EXERCISE PROMPT
In the listing below, count each line containing "white" and answer with the count only.
--- begin DATASET ---
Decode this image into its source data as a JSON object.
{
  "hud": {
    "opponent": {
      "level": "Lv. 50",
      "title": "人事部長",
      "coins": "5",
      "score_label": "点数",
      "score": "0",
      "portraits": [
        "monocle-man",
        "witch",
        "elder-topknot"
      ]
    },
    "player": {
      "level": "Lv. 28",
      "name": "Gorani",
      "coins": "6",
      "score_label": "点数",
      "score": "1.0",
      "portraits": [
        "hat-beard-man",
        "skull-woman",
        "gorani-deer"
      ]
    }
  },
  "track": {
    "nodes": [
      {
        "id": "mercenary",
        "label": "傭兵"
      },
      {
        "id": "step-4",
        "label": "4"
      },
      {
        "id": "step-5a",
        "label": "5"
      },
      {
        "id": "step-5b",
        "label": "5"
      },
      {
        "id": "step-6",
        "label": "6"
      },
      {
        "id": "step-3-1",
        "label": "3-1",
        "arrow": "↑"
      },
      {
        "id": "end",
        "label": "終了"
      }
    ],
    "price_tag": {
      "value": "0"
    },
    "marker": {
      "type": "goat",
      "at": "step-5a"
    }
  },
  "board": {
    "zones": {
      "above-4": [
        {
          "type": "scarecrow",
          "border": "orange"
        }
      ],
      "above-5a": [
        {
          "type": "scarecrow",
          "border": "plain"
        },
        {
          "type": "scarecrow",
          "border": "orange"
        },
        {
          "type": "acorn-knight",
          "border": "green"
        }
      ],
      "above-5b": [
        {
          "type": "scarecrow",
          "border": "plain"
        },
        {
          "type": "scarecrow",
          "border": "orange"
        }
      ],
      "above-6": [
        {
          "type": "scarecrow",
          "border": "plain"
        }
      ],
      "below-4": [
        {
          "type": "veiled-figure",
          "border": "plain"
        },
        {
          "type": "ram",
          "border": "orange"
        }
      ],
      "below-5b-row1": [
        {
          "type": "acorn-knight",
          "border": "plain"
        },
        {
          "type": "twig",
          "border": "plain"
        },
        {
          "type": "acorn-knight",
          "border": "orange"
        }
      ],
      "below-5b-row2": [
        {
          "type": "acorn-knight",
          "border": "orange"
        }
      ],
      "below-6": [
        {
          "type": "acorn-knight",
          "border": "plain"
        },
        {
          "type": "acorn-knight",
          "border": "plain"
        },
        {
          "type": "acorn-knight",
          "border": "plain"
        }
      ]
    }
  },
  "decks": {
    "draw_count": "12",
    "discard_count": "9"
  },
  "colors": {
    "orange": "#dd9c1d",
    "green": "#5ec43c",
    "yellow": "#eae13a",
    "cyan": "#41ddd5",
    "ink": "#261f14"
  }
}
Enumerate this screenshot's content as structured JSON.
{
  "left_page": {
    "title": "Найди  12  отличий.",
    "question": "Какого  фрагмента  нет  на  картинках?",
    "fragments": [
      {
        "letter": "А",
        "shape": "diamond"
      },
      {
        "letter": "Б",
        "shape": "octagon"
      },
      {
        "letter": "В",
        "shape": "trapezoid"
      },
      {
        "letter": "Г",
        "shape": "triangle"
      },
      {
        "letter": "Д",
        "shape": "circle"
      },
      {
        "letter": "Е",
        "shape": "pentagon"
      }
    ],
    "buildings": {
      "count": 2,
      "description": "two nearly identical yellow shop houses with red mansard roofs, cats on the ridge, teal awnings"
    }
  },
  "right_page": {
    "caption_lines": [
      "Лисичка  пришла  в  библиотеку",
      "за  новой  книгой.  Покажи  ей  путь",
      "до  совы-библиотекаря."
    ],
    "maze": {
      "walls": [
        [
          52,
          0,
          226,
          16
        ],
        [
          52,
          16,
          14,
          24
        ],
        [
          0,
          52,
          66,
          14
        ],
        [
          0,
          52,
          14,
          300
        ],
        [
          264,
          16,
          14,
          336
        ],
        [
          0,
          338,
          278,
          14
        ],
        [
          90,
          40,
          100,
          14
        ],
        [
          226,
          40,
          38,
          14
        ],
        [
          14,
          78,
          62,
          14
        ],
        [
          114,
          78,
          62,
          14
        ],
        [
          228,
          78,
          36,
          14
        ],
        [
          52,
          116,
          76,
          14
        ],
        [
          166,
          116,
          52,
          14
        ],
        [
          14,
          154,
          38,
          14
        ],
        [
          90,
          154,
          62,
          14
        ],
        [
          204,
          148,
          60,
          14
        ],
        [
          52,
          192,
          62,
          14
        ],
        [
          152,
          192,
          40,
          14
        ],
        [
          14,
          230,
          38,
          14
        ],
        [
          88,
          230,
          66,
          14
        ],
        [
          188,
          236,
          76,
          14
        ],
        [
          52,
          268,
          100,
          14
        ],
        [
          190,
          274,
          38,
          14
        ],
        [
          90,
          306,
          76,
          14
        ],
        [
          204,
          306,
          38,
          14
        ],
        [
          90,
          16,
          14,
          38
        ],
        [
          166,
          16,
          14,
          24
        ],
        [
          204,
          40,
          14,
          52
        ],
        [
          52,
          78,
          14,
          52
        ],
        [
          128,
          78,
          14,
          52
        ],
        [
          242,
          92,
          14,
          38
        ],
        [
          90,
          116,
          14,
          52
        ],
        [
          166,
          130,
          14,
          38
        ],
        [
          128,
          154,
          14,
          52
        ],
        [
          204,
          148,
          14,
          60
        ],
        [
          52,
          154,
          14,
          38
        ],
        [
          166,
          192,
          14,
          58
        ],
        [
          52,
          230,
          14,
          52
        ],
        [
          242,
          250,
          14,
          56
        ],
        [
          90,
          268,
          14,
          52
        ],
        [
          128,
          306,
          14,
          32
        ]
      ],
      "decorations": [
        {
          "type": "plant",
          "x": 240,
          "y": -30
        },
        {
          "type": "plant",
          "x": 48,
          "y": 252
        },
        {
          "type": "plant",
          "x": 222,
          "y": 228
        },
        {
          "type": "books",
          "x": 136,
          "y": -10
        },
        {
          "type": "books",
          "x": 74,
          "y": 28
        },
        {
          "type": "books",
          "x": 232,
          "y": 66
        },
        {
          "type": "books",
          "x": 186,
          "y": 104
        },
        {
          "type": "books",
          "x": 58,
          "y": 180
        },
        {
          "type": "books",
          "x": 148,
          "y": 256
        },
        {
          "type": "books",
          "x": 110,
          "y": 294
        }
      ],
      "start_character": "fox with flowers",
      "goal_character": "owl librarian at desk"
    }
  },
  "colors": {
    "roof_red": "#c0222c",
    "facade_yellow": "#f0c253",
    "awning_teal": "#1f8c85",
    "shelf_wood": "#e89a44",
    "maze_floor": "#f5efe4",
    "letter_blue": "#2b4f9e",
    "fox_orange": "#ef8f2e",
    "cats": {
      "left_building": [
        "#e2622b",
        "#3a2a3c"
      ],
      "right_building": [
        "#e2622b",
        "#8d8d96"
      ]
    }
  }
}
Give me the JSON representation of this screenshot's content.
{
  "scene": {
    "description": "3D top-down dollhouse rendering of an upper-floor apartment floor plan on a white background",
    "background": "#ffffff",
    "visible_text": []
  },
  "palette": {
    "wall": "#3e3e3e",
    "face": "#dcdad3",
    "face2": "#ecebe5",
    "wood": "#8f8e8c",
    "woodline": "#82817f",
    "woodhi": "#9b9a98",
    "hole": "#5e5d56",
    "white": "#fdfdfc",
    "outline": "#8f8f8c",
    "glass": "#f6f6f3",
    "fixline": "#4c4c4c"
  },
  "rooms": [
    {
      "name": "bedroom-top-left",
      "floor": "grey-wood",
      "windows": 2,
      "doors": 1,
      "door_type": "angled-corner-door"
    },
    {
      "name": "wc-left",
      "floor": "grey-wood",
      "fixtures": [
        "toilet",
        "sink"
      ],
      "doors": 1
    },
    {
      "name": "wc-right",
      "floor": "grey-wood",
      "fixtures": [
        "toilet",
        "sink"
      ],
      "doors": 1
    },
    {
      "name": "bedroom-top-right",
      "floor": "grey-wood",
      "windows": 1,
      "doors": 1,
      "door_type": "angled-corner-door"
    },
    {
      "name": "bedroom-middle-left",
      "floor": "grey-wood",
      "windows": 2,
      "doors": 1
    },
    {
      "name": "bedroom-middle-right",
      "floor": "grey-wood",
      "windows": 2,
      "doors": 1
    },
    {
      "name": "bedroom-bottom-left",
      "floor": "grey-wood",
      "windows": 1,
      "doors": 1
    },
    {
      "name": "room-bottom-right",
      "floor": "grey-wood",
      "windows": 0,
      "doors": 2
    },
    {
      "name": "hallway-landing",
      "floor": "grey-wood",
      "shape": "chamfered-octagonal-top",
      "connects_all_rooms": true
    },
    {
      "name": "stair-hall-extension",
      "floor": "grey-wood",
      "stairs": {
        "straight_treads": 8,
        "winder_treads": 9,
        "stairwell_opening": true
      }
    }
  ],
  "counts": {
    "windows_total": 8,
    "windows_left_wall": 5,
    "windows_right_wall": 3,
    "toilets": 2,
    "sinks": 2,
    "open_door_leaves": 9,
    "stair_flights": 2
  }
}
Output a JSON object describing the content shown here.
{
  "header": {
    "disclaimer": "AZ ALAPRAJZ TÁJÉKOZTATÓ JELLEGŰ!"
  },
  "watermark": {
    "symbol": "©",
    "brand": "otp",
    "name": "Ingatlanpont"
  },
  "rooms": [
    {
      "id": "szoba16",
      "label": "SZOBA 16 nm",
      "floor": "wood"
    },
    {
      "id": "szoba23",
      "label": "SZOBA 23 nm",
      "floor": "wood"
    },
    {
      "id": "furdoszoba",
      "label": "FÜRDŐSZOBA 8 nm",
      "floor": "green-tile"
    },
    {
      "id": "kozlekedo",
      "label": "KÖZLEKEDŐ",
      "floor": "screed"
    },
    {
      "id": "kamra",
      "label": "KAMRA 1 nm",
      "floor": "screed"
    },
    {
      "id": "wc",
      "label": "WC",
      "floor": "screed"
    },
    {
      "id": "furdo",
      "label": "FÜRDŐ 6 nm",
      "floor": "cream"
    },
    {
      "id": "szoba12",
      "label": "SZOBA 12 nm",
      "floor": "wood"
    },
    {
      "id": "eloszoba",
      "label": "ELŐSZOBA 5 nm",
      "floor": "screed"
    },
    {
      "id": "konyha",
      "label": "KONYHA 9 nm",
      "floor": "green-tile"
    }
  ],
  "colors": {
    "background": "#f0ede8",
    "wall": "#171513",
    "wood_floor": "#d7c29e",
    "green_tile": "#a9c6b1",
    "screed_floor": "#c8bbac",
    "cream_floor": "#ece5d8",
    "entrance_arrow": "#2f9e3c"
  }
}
--- end DATASET ---
OUTPUT OF THE TASK
2